TASK TO CARRY OUT:
Pull out the lines below word for word, starting at the first line and stopping after the line that contains "- x-tick-label: 4: [211, 762, 218, 776]".

--- BEGIN SUPPLIED MATERIAL ---

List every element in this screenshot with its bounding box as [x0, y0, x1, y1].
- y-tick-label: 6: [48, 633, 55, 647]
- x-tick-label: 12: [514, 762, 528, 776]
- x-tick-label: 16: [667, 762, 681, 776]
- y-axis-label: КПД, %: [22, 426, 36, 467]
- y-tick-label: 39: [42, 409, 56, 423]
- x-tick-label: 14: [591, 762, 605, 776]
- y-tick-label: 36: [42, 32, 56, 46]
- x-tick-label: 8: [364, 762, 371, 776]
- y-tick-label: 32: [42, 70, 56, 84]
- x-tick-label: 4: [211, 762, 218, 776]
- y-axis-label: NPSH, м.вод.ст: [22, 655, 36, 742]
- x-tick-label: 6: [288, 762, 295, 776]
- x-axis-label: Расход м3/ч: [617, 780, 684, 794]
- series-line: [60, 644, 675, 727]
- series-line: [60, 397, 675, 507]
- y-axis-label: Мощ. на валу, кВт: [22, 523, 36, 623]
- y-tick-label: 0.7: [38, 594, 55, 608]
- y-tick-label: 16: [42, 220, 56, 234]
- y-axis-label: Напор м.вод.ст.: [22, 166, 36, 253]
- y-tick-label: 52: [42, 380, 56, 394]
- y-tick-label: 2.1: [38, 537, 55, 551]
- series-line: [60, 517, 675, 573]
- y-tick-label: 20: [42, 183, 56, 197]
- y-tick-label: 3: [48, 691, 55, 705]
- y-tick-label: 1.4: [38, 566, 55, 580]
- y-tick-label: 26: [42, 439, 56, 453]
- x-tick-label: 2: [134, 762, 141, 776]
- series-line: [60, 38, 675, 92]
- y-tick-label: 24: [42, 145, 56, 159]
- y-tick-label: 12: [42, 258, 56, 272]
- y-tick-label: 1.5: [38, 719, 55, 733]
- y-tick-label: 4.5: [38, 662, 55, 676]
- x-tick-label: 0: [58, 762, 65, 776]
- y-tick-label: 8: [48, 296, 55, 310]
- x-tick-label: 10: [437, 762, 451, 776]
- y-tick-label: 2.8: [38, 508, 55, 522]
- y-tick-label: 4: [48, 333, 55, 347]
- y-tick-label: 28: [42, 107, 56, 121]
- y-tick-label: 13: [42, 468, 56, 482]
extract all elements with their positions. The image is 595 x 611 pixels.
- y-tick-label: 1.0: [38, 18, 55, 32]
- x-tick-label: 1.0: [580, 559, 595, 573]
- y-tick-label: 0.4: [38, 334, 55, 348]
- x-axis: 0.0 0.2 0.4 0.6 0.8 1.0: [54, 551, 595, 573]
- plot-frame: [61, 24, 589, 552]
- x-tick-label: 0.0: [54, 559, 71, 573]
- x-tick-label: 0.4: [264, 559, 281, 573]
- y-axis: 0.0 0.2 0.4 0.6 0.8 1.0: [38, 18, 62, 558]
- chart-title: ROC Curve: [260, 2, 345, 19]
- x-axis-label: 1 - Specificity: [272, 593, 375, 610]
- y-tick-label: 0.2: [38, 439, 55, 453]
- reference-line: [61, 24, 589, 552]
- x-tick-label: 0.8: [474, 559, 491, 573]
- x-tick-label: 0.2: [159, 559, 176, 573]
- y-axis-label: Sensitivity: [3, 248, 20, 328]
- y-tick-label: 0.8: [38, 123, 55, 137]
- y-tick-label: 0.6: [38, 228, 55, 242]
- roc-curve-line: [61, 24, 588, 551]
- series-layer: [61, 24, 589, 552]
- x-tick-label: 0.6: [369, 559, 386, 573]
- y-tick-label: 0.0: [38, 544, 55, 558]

--- END SUPPLIED MATERIAL ---

TASK RESPONSE:
List every element in this screenshot with its bounding box as [x0, y0, x1, y1].
- y-tick-label: 6: [48, 633, 55, 647]
- x-tick-label: 12: [514, 762, 528, 776]
- x-tick-label: 16: [667, 762, 681, 776]
- y-axis-label: КПД, %: [22, 426, 36, 467]
- y-tick-label: 39: [42, 409, 56, 423]
- x-tick-label: 14: [591, 762, 605, 776]
- y-tick-label: 36: [42, 32, 56, 46]
- x-tick-label: 8: [364, 762, 371, 776]
- y-tick-label: 32: [42, 70, 56, 84]
- x-tick-label: 4: [211, 762, 218, 776]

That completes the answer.